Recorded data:
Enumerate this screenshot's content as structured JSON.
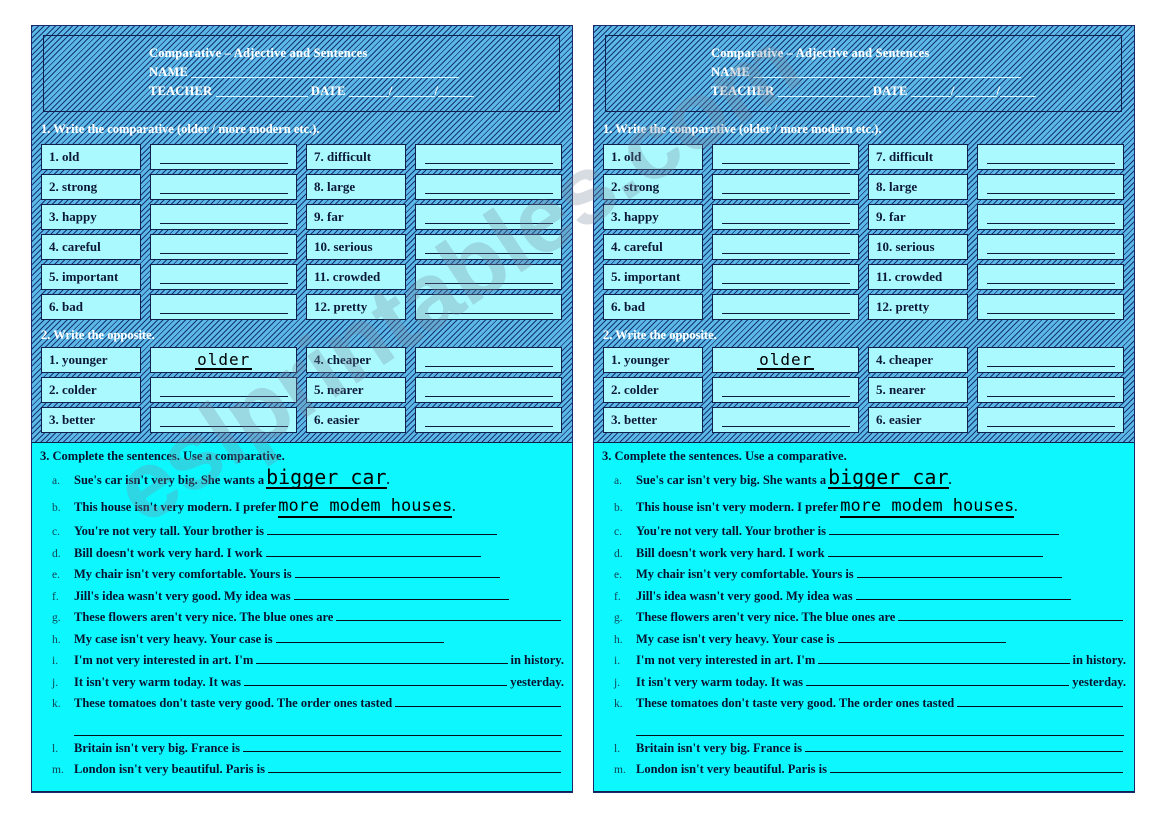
{
  "worksheet": {
    "title": "Comparative – Adjective and Sentences",
    "name_label": "NAME",
    "teacher_label": "TEACHER",
    "date_label": "DATE"
  },
  "colors": {
    "panel_hatch_blue": "#5bb8e8",
    "hatch_line": "#0a1e5a",
    "cell_fill": "#aaf9ff",
    "ex3_background": "#0df7ff",
    "border": "#10204a",
    "heading_text": "#ffffff",
    "body_text": "#07142f"
  },
  "watermark": "eslprintables.com",
  "exercise1": {
    "heading": "1. Write the comparative (older / more modern etc.).",
    "left_items": [
      "1. old",
      "2. strong",
      "3. happy",
      "4. careful",
      "5. important",
      "6. bad"
    ],
    "right_items": [
      "7. difficult",
      "8. large",
      "9. far",
      "10. serious",
      "11. crowded",
      "12. pretty"
    ],
    "left_answers": [
      "",
      "",
      "",
      "",
      "",
      ""
    ],
    "right_answers": [
      "",
      "",
      "",
      "",
      "",
      ""
    ]
  },
  "exercise2": {
    "heading": "2. Write the opposite.",
    "left_items": [
      "1. younger",
      "2. colder",
      "3. better"
    ],
    "right_items": [
      "4. cheaper",
      "5. nearer",
      "6. easier"
    ],
    "left_answers": [
      "older",
      "",
      ""
    ],
    "right_answers": [
      "",
      "",
      ""
    ]
  },
  "exercise3": {
    "heading": "3. Complete the sentences. Use a comparative.",
    "items": [
      {
        "mark": "a.",
        "before": "Sue's car isn't very big. She wants a",
        "answer": "bigger car",
        "after": "."
      },
      {
        "mark": "b.",
        "before": "This house isn't very modern. I prefer",
        "answer": "more modem houses",
        "after": "."
      },
      {
        "mark": "c.",
        "before": "You're not very tall. Your brother is",
        "answer": "",
        "after": ""
      },
      {
        "mark": "d.",
        "before": "Bill doesn't work very hard. I work",
        "answer": "",
        "after": ""
      },
      {
        "mark": "e.",
        "before": "My chair isn't very comfortable. Yours is",
        "answer": "",
        "after": ""
      },
      {
        "mark": "f.",
        "before": "Jill's idea wasn't very good. My idea was",
        "answer": "",
        "after": ""
      },
      {
        "mark": "g.",
        "before": "These flowers aren't very nice. The blue ones are",
        "answer": "",
        "after": ""
      },
      {
        "mark": "h.",
        "before": "My case isn't very heavy. Your case is",
        "answer": "",
        "after": ""
      },
      {
        "mark": "i.",
        "before": "I'm not very interested in art. I'm",
        "answer": "",
        "after": "in history."
      },
      {
        "mark": "j.",
        "before": "It isn't very warm today. It was",
        "answer": "",
        "after": "yesterday."
      },
      {
        "mark": "k.",
        "before": "These tomatoes don't taste very good. The order ones tasted",
        "answer": "",
        "after": ""
      },
      {
        "mark": "l.",
        "before": "Britain isn't very big. France is",
        "answer": "",
        "after": ""
      },
      {
        "mark": "m.",
        "before": "London isn't very beautiful. Paris is",
        "answer": "",
        "after": ""
      }
    ]
  }
}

EXERCISE
Without including any picture, retype the entries exactly.

EXERCISE RESULT
Enumerate this screenshot's content as structured JSON.
{
  "worksheet": {
    "title": "Comparative – Adjective and Sentences",
    "name_label": "NAME",
    "teacher_label": "TEACHER",
    "date_label": "DATE"
  },
  "colors": {
    "panel_hatch_blue": "#5bb8e8",
    "hatch_line": "#0a1e5a",
    "cell_fill": "#aaf9ff",
    "ex3_background": "#0df7ff",
    "border": "#10204a",
    "heading_text": "#ffffff",
    "body_text": "#07142f"
  },
  "watermark": "eslprintables.com",
  "exercise1": {
    "heading": "1. Write the comparative (older / more modern etc.).",
    "left_items": [
      "1. old",
      "2. strong",
      "3. happy",
      "4. careful",
      "5. important",
      "6. bad"
    ],
    "right_items": [
      "7. difficult",
      "8. large",
      "9. far",
      "10. serious",
      "11. crowded",
      "12. pretty"
    ],
    "left_answers": [
      "",
      "",
      "",
      "",
      "",
      ""
    ],
    "right_answers": [
      "",
      "",
      "",
      "",
      "",
      ""
    ]
  },
  "exercise2": {
    "heading": "2. Write the opposite.",
    "left_items": [
      "1. younger",
      "2. colder",
      "3. better"
    ],
    "right_items": [
      "4. cheaper",
      "5. nearer",
      "6. easier"
    ],
    "left_answers": [
      "older",
      "",
      ""
    ],
    "right_answers": [
      "",
      "",
      ""
    ]
  },
  "exercise3": {
    "heading": "3. Complete the sentences. Use a comparative.",
    "items": [
      {
        "mark": "a.",
        "before": "Sue's car isn't very big. She wants a",
        "answer": "bigger car",
        "after": "."
      },
      {
        "mark": "b.",
        "before": "This house isn't very modern. I prefer",
        "answer": "more modem houses",
        "after": "."
      },
      {
        "mark": "c.",
        "before": "You're not very tall. Your brother is",
        "answer": "",
        "after": ""
      },
      {
        "mark": "d.",
        "before": "Bill doesn't work very hard. I work",
        "answer": "",
        "after": ""
      },
      {
        "mark": "e.",
        "before": "My chair isn't very comfortable. Yours is",
        "answer": "",
        "after": ""
      },
      {
        "mark": "f.",
        "before": "Jill's idea wasn't very good. My idea was",
        "answer": "",
        "after": ""
      },
      {
        "mark": "g.",
        "before": "These flowers aren't very nice. The blue ones are",
        "answer": "",
        "after": ""
      },
      {
        "mark": "h.",
        "before": "My case isn't very heavy. Your case is",
        "answer": "",
        "after": ""
      },
      {
        "mark": "i.",
        "before": "I'm not very interested in art. I'm",
        "answer": "",
        "after": "in history."
      },
      {
        "mark": "j.",
        "before": "It isn't very warm today. It was",
        "answer": "",
        "after": "yesterday."
      },
      {
        "mark": "k.",
        "before": "These tomatoes don't taste very good. The order ones tasted",
        "answer": "",
        "after": ""
      },
      {
        "mark": "l.",
        "before": "Britain isn't very big. France is",
        "answer": "",
        "after": ""
      },
      {
        "mark": "m.",
        "before": "London isn't very beautiful. Paris is",
        "answer": "",
        "after": ""
      }
    ]
  }
}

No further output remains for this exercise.